Say how many lines hold the string "chevron", and nothing more.

*-*-*

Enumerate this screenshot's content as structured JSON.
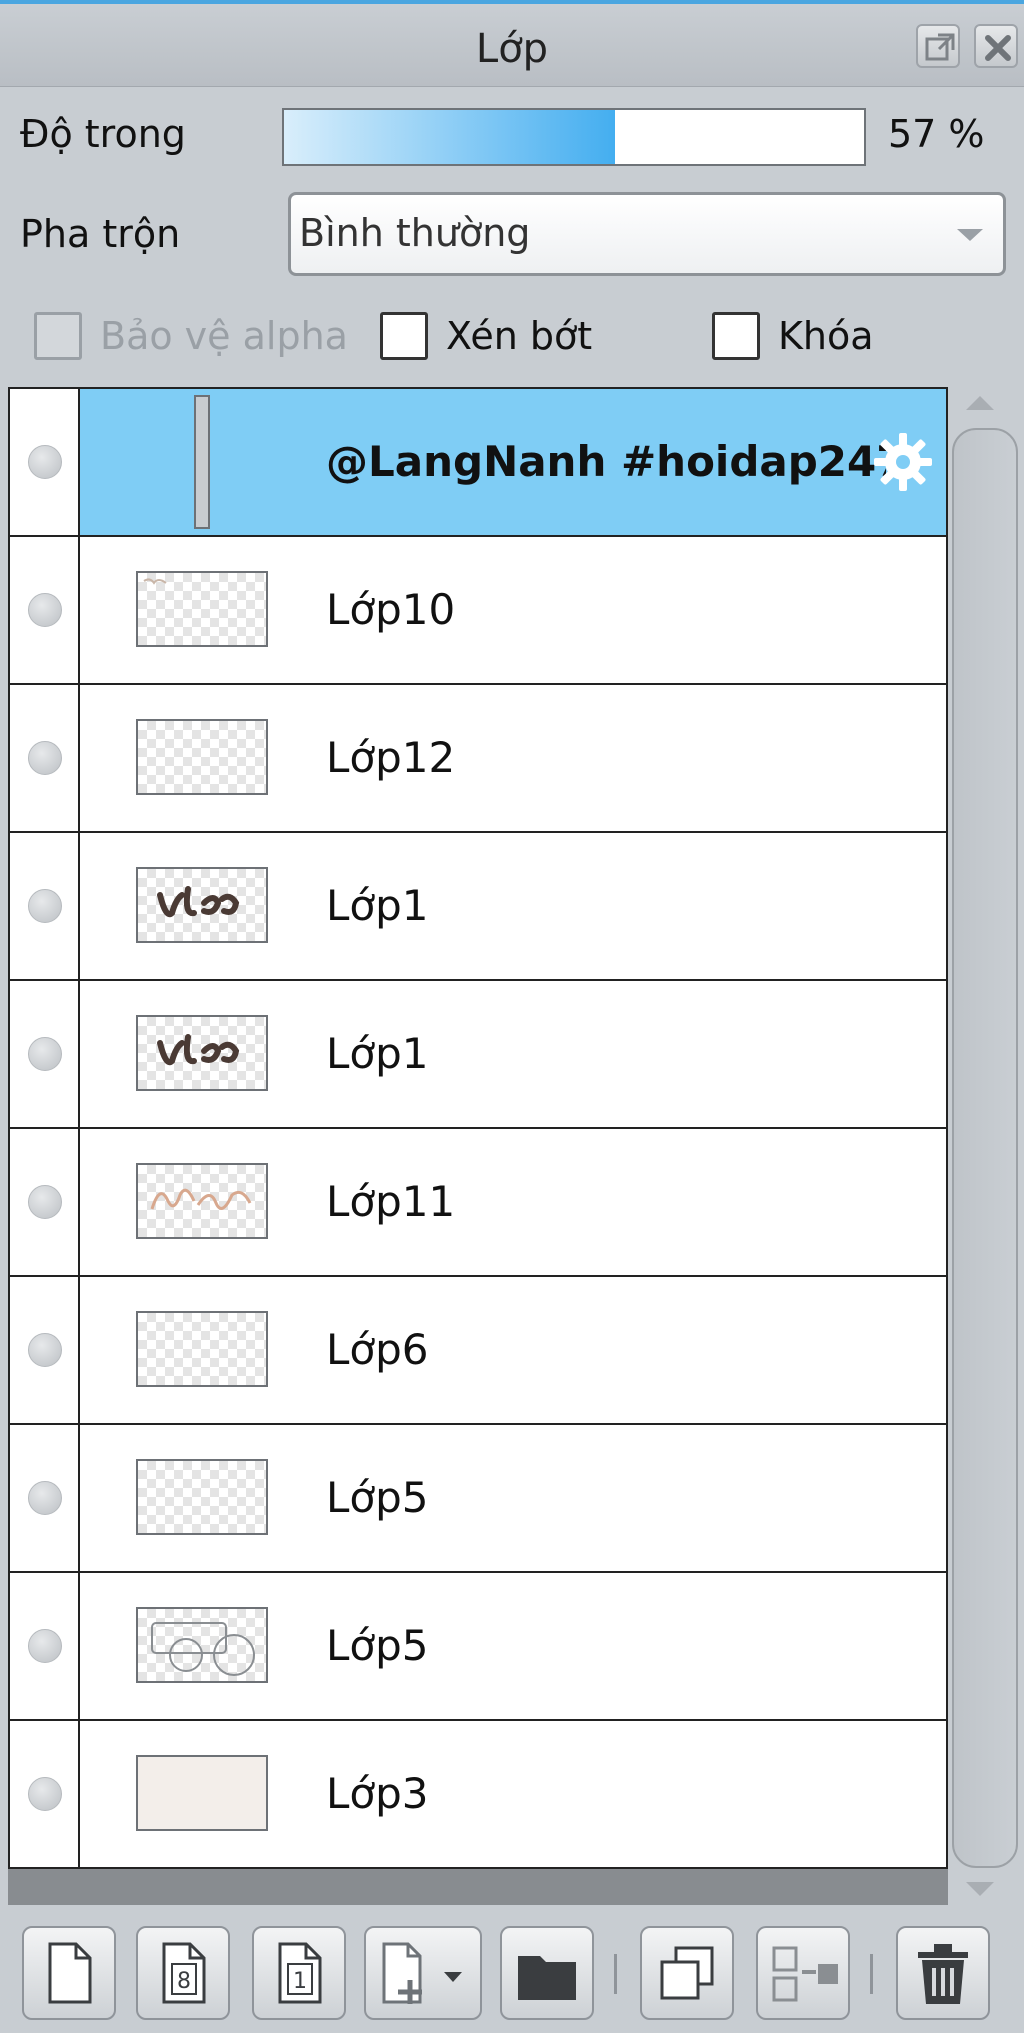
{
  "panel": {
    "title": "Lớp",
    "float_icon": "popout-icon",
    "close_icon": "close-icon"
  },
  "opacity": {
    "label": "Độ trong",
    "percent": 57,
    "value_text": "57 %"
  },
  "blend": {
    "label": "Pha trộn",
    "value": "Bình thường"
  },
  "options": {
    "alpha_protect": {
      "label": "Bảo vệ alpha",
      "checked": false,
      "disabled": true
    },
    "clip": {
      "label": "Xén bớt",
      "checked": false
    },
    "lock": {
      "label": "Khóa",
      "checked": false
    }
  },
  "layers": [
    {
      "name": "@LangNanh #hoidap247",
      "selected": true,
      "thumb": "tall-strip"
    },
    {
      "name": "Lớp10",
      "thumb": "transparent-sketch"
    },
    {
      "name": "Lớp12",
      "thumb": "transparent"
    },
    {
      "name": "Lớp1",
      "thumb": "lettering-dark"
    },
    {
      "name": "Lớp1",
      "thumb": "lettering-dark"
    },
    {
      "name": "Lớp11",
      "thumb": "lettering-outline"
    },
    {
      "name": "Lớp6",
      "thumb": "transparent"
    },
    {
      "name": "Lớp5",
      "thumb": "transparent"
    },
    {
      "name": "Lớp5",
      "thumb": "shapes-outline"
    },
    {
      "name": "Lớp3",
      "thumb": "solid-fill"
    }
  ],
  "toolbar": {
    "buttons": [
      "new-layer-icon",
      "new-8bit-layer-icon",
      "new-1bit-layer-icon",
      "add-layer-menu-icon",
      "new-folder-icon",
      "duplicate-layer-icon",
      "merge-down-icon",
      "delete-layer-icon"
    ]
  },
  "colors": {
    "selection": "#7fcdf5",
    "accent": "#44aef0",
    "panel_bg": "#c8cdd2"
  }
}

*-*-*

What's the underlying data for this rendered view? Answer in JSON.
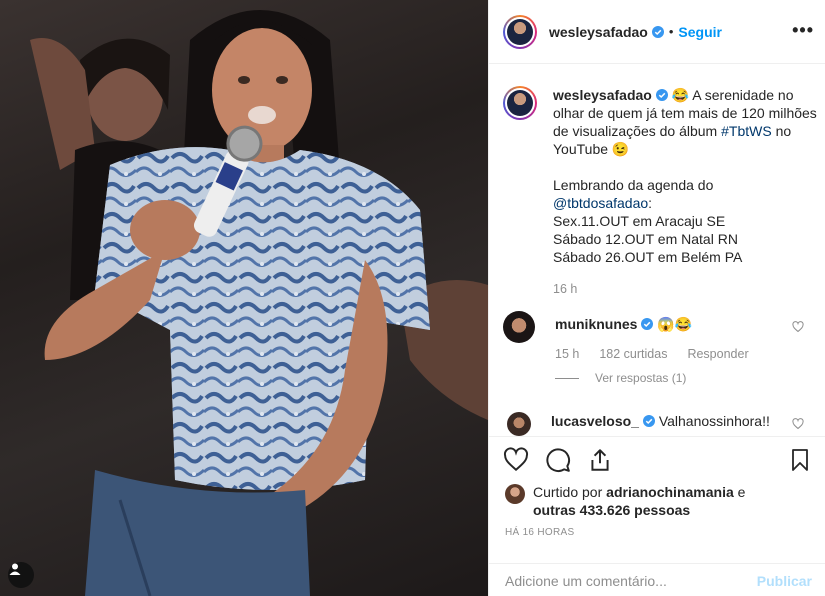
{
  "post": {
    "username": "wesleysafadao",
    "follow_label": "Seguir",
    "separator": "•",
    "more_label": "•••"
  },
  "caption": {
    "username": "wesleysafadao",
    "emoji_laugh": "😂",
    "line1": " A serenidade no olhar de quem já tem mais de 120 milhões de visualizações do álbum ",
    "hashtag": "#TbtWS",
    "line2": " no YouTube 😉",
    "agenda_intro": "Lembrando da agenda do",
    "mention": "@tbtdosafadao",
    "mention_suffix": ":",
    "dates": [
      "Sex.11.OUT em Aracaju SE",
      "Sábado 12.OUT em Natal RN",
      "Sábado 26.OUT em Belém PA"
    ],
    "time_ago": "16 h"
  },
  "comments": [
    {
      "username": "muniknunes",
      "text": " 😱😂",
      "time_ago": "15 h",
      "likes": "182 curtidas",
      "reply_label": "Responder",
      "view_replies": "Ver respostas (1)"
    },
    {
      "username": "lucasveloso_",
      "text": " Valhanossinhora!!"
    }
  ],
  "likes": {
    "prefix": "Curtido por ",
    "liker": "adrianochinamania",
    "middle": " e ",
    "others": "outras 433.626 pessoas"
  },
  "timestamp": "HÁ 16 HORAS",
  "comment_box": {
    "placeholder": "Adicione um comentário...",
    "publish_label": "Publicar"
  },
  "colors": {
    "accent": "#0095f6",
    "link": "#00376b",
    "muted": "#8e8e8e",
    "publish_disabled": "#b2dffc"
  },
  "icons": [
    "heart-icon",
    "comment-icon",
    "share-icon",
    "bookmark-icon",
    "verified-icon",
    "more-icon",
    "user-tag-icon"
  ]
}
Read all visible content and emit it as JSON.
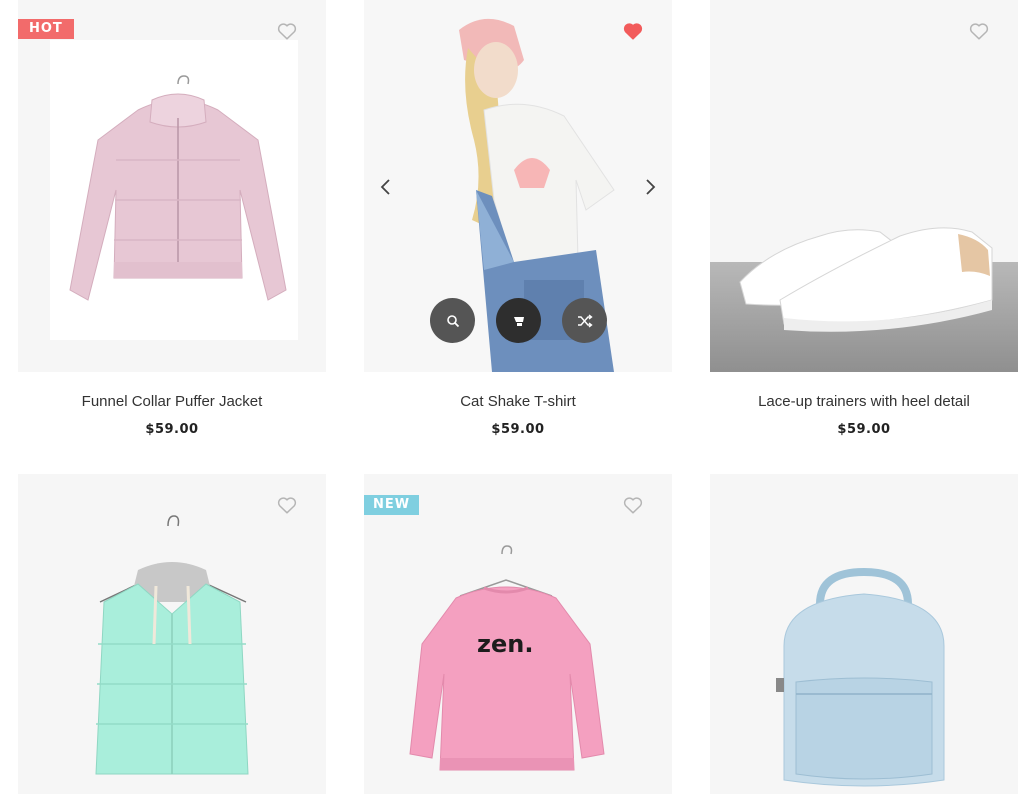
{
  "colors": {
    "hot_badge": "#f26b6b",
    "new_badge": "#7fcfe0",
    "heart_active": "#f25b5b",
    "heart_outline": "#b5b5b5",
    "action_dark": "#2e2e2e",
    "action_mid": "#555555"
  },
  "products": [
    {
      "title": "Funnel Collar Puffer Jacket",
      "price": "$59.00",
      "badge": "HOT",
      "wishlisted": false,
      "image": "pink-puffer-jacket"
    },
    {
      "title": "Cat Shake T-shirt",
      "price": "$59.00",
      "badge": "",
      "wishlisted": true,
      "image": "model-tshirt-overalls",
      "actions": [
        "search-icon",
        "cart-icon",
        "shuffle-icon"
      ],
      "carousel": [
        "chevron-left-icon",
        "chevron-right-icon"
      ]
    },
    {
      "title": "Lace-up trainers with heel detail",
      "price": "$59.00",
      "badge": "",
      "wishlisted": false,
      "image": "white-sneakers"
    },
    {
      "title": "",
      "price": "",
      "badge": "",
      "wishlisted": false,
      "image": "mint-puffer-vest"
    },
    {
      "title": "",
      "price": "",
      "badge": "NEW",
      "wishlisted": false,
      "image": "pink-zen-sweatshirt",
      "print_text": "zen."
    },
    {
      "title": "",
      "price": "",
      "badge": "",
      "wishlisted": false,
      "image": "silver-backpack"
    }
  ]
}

*-*-*

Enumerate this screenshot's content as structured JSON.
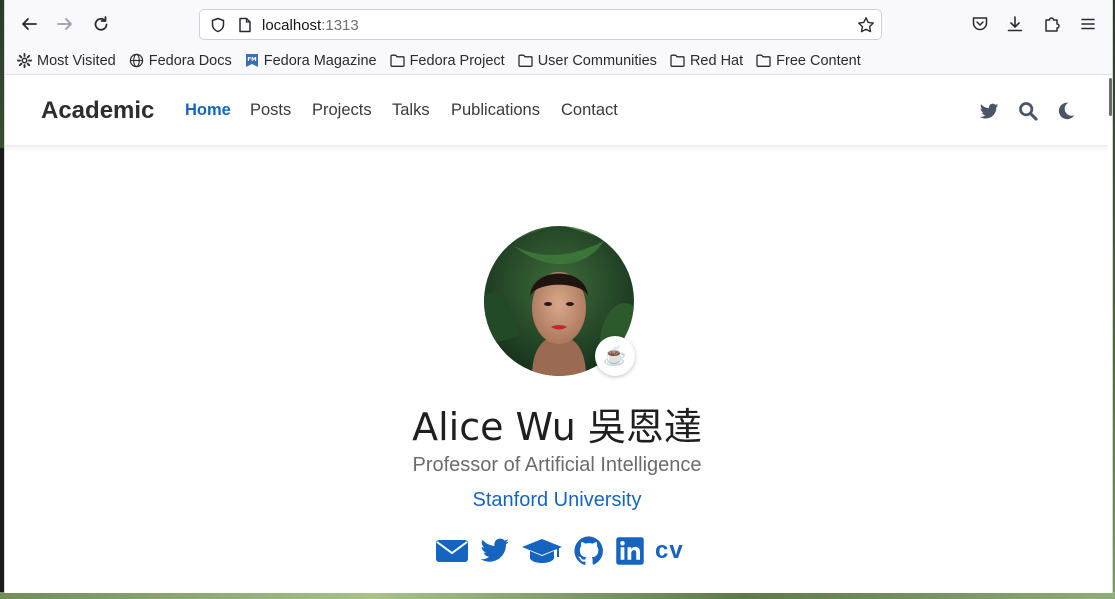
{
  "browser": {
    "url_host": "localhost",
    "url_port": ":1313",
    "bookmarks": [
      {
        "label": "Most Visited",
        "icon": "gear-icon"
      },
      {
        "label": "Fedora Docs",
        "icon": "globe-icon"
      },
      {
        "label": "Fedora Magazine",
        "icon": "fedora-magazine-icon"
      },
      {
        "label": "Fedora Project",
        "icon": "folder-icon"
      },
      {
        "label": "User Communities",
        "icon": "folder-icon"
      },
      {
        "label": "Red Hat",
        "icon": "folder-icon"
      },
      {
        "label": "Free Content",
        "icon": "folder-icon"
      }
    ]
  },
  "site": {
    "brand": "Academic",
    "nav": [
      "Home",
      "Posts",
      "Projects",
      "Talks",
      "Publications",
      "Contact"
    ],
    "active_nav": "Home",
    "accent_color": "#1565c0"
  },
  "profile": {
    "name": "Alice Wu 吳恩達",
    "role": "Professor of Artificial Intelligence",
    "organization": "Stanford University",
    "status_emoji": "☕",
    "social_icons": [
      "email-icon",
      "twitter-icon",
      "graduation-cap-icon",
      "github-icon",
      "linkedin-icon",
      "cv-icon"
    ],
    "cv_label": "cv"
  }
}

*-*-*

## Exercise result
2